◆ **Collected data**:
● ● ●

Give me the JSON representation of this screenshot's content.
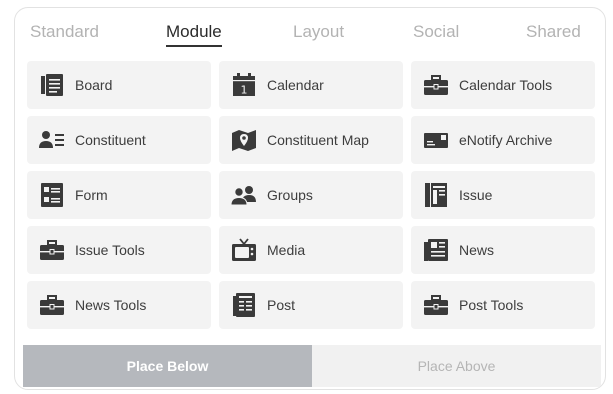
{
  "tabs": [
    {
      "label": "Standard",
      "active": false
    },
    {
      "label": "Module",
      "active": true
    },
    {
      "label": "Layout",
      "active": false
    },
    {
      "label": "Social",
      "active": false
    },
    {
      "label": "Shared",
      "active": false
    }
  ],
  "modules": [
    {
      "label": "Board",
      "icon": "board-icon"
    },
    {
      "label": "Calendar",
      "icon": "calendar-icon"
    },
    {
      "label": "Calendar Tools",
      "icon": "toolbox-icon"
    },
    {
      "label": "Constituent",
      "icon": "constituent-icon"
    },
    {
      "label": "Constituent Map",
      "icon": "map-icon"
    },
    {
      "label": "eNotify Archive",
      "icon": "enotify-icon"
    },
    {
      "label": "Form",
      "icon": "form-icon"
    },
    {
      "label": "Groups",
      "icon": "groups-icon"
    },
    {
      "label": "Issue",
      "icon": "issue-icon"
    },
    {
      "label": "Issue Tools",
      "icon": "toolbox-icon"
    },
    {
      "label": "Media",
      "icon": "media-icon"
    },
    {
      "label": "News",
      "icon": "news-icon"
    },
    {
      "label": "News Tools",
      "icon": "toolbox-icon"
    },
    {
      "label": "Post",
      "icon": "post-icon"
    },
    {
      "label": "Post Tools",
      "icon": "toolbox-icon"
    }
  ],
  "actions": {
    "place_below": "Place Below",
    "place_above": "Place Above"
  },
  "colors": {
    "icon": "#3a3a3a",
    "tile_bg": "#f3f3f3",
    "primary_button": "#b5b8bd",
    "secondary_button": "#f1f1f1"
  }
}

● ● ●

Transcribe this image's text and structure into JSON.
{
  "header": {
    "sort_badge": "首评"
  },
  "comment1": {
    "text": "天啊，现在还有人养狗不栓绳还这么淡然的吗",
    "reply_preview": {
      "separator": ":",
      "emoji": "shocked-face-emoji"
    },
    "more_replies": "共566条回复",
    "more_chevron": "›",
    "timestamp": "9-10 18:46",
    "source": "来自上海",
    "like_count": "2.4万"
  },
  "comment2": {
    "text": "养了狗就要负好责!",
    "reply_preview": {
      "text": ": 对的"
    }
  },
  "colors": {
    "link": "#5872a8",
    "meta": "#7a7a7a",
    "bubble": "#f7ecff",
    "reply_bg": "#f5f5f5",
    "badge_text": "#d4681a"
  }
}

● ● ●

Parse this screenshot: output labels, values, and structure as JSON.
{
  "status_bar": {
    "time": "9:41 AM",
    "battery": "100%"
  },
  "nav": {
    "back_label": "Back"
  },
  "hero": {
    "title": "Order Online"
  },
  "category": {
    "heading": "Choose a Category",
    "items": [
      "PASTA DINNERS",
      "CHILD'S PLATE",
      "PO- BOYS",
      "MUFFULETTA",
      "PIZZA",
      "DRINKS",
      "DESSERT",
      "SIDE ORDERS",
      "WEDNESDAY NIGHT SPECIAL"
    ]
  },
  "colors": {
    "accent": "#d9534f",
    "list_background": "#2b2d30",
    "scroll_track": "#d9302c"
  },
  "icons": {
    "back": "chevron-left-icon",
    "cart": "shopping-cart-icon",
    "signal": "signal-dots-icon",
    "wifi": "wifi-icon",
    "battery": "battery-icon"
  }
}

● ● ●

◆ **Work to be completed**: Show the lines of the records that include the string "Place".

◆ **The completed task**:
    "place_below": "Place Below",
    "place_above": "Place Above"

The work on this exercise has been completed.